-- start Record set --
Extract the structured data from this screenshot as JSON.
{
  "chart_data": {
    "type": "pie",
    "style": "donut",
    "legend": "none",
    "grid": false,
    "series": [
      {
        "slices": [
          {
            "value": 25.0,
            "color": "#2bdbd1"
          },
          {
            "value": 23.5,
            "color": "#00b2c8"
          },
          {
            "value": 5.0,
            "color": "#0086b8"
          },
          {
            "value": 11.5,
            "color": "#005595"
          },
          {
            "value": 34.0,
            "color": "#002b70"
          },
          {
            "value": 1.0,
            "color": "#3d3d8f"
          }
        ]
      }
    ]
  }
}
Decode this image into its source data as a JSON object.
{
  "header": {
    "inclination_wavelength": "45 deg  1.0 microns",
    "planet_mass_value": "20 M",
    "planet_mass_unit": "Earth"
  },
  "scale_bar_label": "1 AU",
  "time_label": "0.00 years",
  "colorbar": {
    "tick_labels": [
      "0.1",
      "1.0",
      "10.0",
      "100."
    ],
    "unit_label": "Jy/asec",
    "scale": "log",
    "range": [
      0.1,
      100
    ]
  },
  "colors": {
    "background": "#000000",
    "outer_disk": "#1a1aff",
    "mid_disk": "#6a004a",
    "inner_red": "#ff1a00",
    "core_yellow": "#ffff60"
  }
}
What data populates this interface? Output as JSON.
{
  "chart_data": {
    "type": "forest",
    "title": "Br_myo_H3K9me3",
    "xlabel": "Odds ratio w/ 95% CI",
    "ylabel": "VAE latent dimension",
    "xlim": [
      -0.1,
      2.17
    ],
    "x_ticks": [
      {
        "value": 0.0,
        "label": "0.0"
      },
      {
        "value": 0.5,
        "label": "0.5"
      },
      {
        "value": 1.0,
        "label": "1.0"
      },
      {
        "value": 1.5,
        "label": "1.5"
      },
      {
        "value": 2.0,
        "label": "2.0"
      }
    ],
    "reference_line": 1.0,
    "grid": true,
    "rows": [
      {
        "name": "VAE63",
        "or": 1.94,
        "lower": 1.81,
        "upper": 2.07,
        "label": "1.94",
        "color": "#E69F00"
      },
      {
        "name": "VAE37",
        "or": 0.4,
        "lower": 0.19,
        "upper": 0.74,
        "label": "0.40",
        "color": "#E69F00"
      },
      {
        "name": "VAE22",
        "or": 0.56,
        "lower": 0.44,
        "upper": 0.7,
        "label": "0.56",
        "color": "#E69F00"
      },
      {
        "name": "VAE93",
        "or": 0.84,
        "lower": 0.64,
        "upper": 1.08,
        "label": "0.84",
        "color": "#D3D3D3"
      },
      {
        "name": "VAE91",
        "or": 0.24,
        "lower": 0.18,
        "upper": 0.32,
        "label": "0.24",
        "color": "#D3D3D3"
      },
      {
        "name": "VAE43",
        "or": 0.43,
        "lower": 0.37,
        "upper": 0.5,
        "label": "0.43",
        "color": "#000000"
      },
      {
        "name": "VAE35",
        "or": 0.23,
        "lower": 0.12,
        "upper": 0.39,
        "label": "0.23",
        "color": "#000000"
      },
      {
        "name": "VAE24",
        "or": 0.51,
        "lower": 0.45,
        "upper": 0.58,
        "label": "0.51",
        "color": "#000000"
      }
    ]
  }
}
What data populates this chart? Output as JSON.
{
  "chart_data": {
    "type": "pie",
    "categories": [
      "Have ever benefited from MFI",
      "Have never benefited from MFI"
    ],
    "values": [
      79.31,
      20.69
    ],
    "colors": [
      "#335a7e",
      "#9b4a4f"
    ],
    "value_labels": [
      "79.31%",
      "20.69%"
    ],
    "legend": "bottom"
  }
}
-- end Record set --
▶ **What needs to be done**:
Repeat all the entries exactly as given.

▶ **Result**:
Extract the structured data from this screenshot as JSON.
{
  "chart_data": {
    "type": "pie",
    "style": "donut",
    "legend": "none",
    "grid": false,
    "series": [
      {
        "slices": [
          {
            "value": 25.0,
            "color": "#2bdbd1"
          },
          {
            "value": 23.5,
            "color": "#00b2c8"
          },
          {
            "value": 5.0,
            "color": "#0086b8"
          },
          {
            "value": 11.5,
            "color": "#005595"
          },
          {
            "value": 34.0,
            "color": "#002b70"
          },
          {
            "value": 1.0,
            "color": "#3d3d8f"
          }
        ]
      }
    ]
  }
}
Decode this image into its source data as a JSON object.
{
  "header": {
    "inclination_wavelength": "45 deg  1.0 microns",
    "planet_mass_value": "20 M",
    "planet_mass_unit": "Earth"
  },
  "scale_bar_label": "1 AU",
  "time_label": "0.00 years",
  "colorbar": {
    "tick_labels": [
      "0.1",
      "1.0",
      "10.0",
      "100."
    ],
    "unit_label": "Jy/asec",
    "scale": "log",
    "range": [
      0.1,
      100
    ]
  },
  "colors": {
    "background": "#000000",
    "outer_disk": "#1a1aff",
    "mid_disk": "#6a004a",
    "inner_red": "#ff1a00",
    "core_yellow": "#ffff60"
  }
}
What data populates this interface? Output as JSON.
{
  "chart_data": {
    "type": "forest",
    "title": "Br_myo_H3K9me3",
    "xlabel": "Odds ratio w/ 95% CI",
    "ylabel": "VAE latent dimension",
    "xlim": [
      -0.1,
      2.17
    ],
    "x_ticks": [
      {
        "value": 0.0,
        "label": "0.0"
      },
      {
        "value": 0.5,
        "label": "0.5"
      },
      {
        "value": 1.0,
        "label": "1.0"
      },
      {
        "value": 1.5,
        "label": "1.5"
      },
      {
        "value": 2.0,
        "label": "2.0"
      }
    ],
    "reference_line": 1.0,
    "grid": true,
    "rows": [
      {
        "name": "VAE63",
        "or": 1.94,
        "lower": 1.81,
        "upper": 2.07,
        "label": "1.94",
        "color": "#E69F00"
      },
      {
        "name": "VAE37",
        "or": 0.4,
        "lower": 0.19,
        "upper": 0.74,
        "label": "0.40",
        "color": "#E69F00"
      },
      {
        "name": "VAE22",
        "or": 0.56,
        "lower": 0.44,
        "upper": 0.7,
        "label": "0.56",
        "color": "#E69F00"
      },
      {
        "name": "VAE93",
        "or": 0.84,
        "lower": 0.64,
        "upper": 1.08,
        "label": "0.84",
        "color": "#D3D3D3"
      },
      {
        "name": "VAE91",
        "or": 0.24,
        "lower": 0.18,
        "upper": 0.32,
        "label": "0.24",
        "color": "#D3D3D3"
      },
      {
        "name": "VAE43",
        "or": 0.43,
        "lower": 0.37,
        "upper": 0.5,
        "label": "0.43",
        "color": "#000000"
      },
      {
        "name": "VAE35",
        "or": 0.23,
        "lower": 0.12,
        "upper": 0.39,
        "label": "0.23",
        "color": "#000000"
      },
      {
        "name": "VAE24",
        "or": 0.51,
        "lower": 0.45,
        "upper": 0.58,
        "label": "0.51",
        "color": "#000000"
      }
    ]
  }
}
What data populates this chart? Output as JSON.
{
  "chart_data": {
    "type": "pie",
    "categories": [
      "Have ever benefited from MFI",
      "Have never benefited from MFI"
    ],
    "values": [
      79.31,
      20.69
    ],
    "colors": [
      "#335a7e",
      "#9b4a4f"
    ],
    "value_labels": [
      "79.31%",
      "20.69%"
    ],
    "legend": "bottom"
  }
}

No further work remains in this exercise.